▶ [Available data]
*-*-*

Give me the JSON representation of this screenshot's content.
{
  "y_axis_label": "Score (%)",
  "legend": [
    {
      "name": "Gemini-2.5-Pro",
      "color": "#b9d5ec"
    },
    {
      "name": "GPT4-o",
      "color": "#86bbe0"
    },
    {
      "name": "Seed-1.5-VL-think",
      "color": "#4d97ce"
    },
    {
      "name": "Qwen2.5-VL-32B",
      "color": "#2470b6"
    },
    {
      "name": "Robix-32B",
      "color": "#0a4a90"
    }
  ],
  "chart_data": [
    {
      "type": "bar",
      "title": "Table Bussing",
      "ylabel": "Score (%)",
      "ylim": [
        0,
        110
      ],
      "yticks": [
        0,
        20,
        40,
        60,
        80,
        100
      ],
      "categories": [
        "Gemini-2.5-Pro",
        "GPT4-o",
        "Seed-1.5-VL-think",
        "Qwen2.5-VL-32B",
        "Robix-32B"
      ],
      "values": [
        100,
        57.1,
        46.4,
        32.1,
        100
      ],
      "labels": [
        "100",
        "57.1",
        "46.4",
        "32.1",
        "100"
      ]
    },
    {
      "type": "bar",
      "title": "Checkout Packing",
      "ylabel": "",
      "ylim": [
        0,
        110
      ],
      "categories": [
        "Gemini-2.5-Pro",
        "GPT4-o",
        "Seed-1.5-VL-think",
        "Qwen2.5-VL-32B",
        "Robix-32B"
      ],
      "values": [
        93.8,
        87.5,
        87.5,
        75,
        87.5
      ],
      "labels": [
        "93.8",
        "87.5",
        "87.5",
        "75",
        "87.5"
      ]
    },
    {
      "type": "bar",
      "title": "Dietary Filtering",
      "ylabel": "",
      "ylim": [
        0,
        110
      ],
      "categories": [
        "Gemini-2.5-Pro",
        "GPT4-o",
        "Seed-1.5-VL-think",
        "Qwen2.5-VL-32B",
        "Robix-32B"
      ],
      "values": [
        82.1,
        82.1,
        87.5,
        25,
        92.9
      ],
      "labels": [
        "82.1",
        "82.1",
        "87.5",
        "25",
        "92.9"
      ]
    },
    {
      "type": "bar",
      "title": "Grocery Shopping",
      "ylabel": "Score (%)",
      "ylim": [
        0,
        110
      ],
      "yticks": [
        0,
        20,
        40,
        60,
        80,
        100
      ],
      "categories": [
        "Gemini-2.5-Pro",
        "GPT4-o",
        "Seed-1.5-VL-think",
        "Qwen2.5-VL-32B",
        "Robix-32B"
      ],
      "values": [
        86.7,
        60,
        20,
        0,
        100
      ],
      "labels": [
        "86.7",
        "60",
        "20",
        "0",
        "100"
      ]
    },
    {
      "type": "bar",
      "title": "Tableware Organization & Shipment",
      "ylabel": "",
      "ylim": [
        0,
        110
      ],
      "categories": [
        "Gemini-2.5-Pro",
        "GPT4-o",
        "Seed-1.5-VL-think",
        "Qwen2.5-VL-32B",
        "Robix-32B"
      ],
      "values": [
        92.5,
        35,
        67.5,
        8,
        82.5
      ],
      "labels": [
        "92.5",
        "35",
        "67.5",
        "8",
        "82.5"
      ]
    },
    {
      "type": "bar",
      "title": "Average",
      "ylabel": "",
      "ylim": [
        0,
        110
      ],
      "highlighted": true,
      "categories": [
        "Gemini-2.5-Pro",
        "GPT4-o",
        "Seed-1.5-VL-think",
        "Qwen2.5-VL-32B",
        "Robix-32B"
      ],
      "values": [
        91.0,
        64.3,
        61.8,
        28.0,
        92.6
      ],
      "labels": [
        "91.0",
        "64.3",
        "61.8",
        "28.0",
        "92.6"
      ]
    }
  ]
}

*-*-*

Make an exact copy of the records.

▶ [Answer to the problem]
Give me the JSON representation of this screenshot's content.
{
  "y_axis_label": "Score (%)",
  "legend": [
    {
      "name": "Gemini-2.5-Pro",
      "color": "#b9d5ec"
    },
    {
      "name": "GPT4-o",
      "color": "#86bbe0"
    },
    {
      "name": "Seed-1.5-VL-think",
      "color": "#4d97ce"
    },
    {
      "name": "Qwen2.5-VL-32B",
      "color": "#2470b6"
    },
    {
      "name": "Robix-32B",
      "color": "#0a4a90"
    }
  ],
  "chart_data": [
    {
      "type": "bar",
      "title": "Table Bussing",
      "ylabel": "Score (%)",
      "ylim": [
        0,
        110
      ],
      "yticks": [
        0,
        20,
        40,
        60,
        80,
        100
      ],
      "categories": [
        "Gemini-2.5-Pro",
        "GPT4-o",
        "Seed-1.5-VL-think",
        "Qwen2.5-VL-32B",
        "Robix-32B"
      ],
      "values": [
        100,
        57.1,
        46.4,
        32.1,
        100
      ],
      "labels": [
        "100",
        "57.1",
        "46.4",
        "32.1",
        "100"
      ]
    },
    {
      "type": "bar",
      "title": "Checkout Packing",
      "ylabel": "",
      "ylim": [
        0,
        110
      ],
      "categories": [
        "Gemini-2.5-Pro",
        "GPT4-o",
        "Seed-1.5-VL-think",
        "Qwen2.5-VL-32B",
        "Robix-32B"
      ],
      "values": [
        93.8,
        87.5,
        87.5,
        75,
        87.5
      ],
      "labels": [
        "93.8",
        "87.5",
        "87.5",
        "75",
        "87.5"
      ]
    },
    {
      "type": "bar",
      "title": "Dietary Filtering",
      "ylabel": "",
      "ylim": [
        0,
        110
      ],
      "categories": [
        "Gemini-2.5-Pro",
        "GPT4-o",
        "Seed-1.5-VL-think",
        "Qwen2.5-VL-32B",
        "Robix-32B"
      ],
      "values": [
        82.1,
        82.1,
        87.5,
        25,
        92.9
      ],
      "labels": [
        "82.1",
        "82.1",
        "87.5",
        "25",
        "92.9"
      ]
    },
    {
      "type": "bar",
      "title": "Grocery Shopping",
      "ylabel": "Score (%)",
      "ylim": [
        0,
        110
      ],
      "yticks": [
        0,
        20,
        40,
        60,
        80,
        100
      ],
      "categories": [
        "Gemini-2.5-Pro",
        "GPT4-o",
        "Seed-1.5-VL-think",
        "Qwen2.5-VL-32B",
        "Robix-32B"
      ],
      "values": [
        86.7,
        60,
        20,
        0,
        100
      ],
      "labels": [
        "86.7",
        "60",
        "20",
        "0",
        "100"
      ]
    },
    {
      "type": "bar",
      "title": "Tableware Organization & Shipment",
      "ylabel": "",
      "ylim": [
        0,
        110
      ],
      "categories": [
        "Gemini-2.5-Pro",
        "GPT4-o",
        "Seed-1.5-VL-think",
        "Qwen2.5-VL-32B",
        "Robix-32B"
      ],
      "values": [
        92.5,
        35,
        67.5,
        8,
        82.5
      ],
      "labels": [
        "92.5",
        "35",
        "67.5",
        "8",
        "82.5"
      ]
    },
    {
      "type": "bar",
      "title": "Average",
      "ylabel": "",
      "ylim": [
        0,
        110
      ],
      "highlighted": true,
      "categories": [
        "Gemini-2.5-Pro",
        "GPT4-o",
        "Seed-1.5-VL-think",
        "Qwen2.5-VL-32B",
        "Robix-32B"
      ],
      "values": [
        91.0,
        64.3,
        61.8,
        28.0,
        92.6
      ],
      "labels": [
        "91.0",
        "64.3",
        "61.8",
        "28.0",
        "92.6"
      ]
    }
  ]
}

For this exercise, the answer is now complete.